[What the exercise asks]:
Write out the material again word for word, dropping any images it holds.

Begin

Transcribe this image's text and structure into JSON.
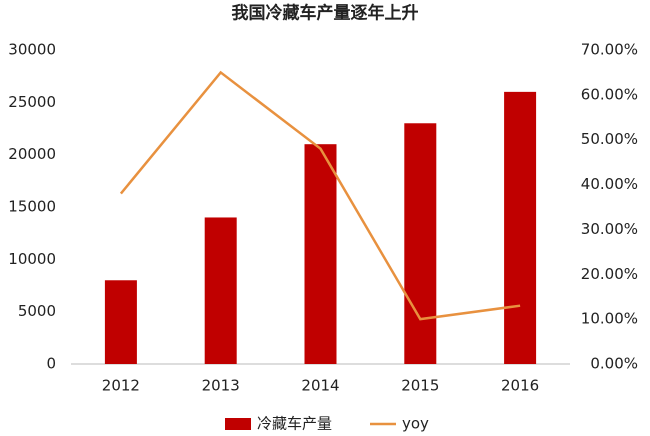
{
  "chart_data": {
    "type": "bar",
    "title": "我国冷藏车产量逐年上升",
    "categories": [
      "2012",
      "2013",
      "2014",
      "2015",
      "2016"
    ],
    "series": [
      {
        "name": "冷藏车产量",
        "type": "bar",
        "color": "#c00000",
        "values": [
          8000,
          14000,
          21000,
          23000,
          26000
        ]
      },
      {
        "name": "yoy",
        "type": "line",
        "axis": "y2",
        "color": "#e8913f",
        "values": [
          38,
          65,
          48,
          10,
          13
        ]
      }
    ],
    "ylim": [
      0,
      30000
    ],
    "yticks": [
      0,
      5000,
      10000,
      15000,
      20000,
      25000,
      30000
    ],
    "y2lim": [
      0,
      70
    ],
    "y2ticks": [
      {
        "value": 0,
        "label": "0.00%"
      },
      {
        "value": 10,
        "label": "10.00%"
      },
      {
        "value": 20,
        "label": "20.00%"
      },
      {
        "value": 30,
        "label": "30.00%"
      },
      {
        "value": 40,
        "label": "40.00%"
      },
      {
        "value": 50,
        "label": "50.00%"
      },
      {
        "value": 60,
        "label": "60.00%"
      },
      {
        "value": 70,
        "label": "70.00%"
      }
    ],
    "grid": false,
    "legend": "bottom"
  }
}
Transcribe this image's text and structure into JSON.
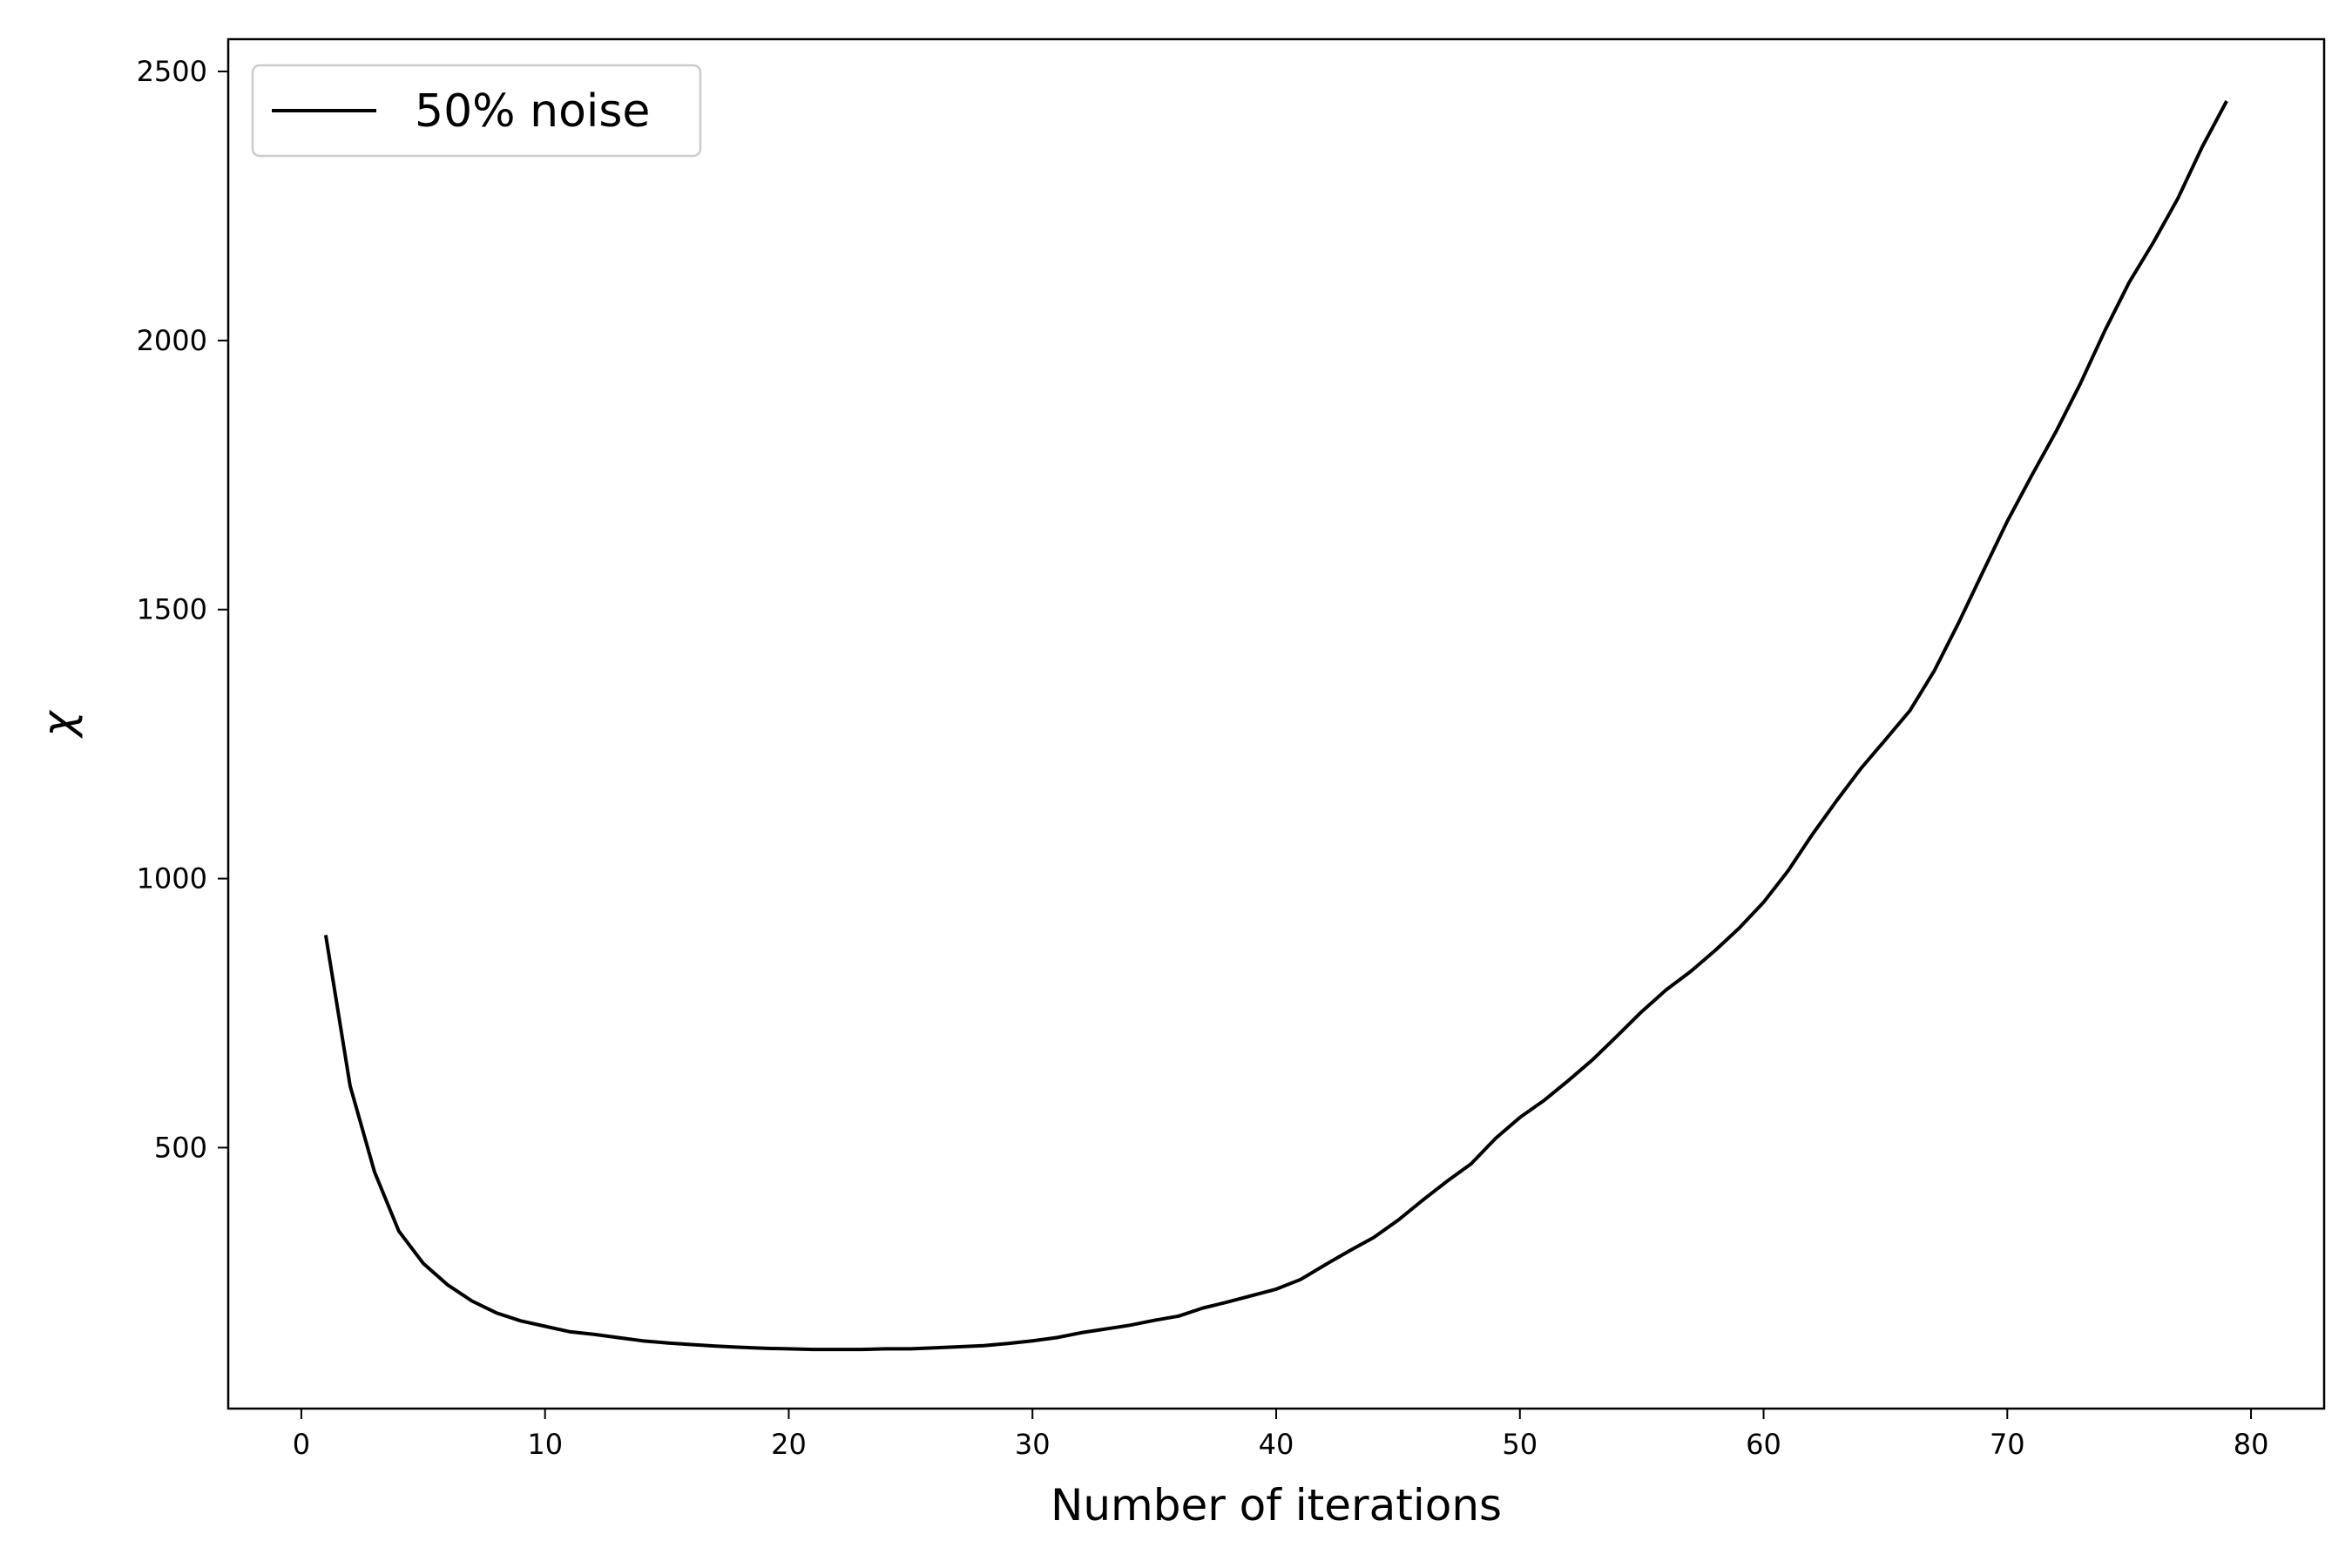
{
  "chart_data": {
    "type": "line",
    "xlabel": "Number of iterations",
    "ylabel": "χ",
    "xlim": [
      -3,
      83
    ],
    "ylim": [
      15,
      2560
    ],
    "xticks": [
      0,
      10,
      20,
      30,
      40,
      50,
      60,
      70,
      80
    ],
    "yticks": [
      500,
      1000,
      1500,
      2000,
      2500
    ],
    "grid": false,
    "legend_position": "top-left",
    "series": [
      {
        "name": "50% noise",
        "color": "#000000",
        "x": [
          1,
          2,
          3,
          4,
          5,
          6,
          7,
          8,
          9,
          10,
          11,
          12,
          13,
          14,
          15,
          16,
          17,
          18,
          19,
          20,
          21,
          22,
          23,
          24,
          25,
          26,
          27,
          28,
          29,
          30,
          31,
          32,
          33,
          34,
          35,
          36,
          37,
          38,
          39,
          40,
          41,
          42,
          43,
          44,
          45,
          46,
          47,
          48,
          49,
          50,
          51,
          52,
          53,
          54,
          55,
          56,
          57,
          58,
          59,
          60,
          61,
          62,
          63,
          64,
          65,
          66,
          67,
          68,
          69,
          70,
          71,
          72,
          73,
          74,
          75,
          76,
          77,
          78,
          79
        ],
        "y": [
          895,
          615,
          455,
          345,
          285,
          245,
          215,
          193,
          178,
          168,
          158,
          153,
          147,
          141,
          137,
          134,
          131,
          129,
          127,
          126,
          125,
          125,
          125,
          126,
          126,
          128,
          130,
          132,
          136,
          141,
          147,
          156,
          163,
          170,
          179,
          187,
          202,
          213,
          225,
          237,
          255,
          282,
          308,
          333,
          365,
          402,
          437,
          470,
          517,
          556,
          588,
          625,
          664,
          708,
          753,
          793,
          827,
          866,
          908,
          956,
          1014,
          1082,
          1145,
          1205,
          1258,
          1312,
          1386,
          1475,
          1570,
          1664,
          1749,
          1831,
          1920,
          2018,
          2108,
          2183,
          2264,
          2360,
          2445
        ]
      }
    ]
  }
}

End

[Expected output]:
Transcribe this image's text and structure into JSON.
{
  "chart_data": {
    "type": "bar",
    "title": "我国冷藏车产量逐年上升",
    "categories": [
      "2012",
      "2013",
      "2014",
      "2015",
      "2016"
    ],
    "series": [
      {
        "name": "冷藏车产量",
        "type": "bar",
        "color": "#c00000",
        "values": [
          8000,
          14000,
          21000,
          23000,
          26000
        ]
      },
      {
        "name": "yoy",
        "type": "line",
        "axis": "y2",
        "color": "#e8913f",
        "values": [
          38,
          65,
          48,
          10,
          13
        ]
      }
    ],
    "ylim": [
      0,
      30000
    ],
    "yticks": [
      0,
      5000,
      10000,
      15000,
      20000,
      25000,
      30000
    ],
    "y2lim": [
      0,
      70
    ],
    "y2ticks": [
      {
        "value": 0,
        "label": "0.00%"
      },
      {
        "value": 10,
        "label": "10.00%"
      },
      {
        "value": 20,
        "label": "20.00%"
      },
      {
        "value": 30,
        "label": "30.00%"
      },
      {
        "value": 40,
        "label": "40.00%"
      },
      {
        "value": 50,
        "label": "50.00%"
      },
      {
        "value": 60,
        "label": "60.00%"
      },
      {
        "value": 70,
        "label": "70.00%"
      }
    ],
    "grid": false,
    "legend": "bottom"
  }
}
Transcribe this image's text and structure into JSON.
{
  "chart_data": {
    "type": "line",
    "xlabel": "Number of iterations",
    "ylabel": "χ",
    "xlim": [
      -3,
      83
    ],
    "ylim": [
      15,
      2560
    ],
    "xticks": [
      0,
      10,
      20,
      30,
      40,
      50,
      60,
      70,
      80
    ],
    "yticks": [
      500,
      1000,
      1500,
      2000,
      2500
    ],
    "grid": false,
    "legend_position": "top-left",
    "series": [
      {
        "name": "50% noise",
        "color": "#000000",
        "x": [
          1,
          2,
          3,
          4,
          5,
          6,
          7,
          8,
          9,
          10,
          11,
          12,
          13,
          14,
          15,
          16,
          17,
          18,
          19,
          20,
          21,
          22,
          23,
          24,
          25,
          26,
          27,
          28,
          29,
          30,
          31,
          32,
          33,
          34,
          35,
          36,
          37,
          38,
          39,
          40,
          41,
          42,
          43,
          44,
          45,
          46,
          47,
          48,
          49,
          50,
          51,
          52,
          53,
          54,
          55,
          56,
          57,
          58,
          59,
          60,
          61,
          62,
          63,
          64,
          65,
          66,
          67,
          68,
          69,
          70,
          71,
          72,
          73,
          74,
          75,
          76,
          77,
          78,
          79
        ],
        "y": [
          895,
          615,
          455,
          345,
          285,
          245,
          215,
          193,
          178,
          168,
          158,
          153,
          147,
          141,
          137,
          134,
          131,
          129,
          127,
          126,
          125,
          125,
          125,
          126,
          126,
          128,
          130,
          132,
          136,
          141,
          147,
          156,
          163,
          170,
          179,
          187,
          202,
          213,
          225,
          237,
          255,
          282,
          308,
          333,
          365,
          402,
          437,
          470,
          517,
          556,
          588,
          625,
          664,
          708,
          753,
          793,
          827,
          866,
          908,
          956,
          1014,
          1082,
          1145,
          1205,
          1258,
          1312,
          1386,
          1475,
          1570,
          1664,
          1749,
          1831,
          1920,
          2018,
          2108,
          2183,
          2264,
          2360,
          2445
        ]
      }
    ]
  }
}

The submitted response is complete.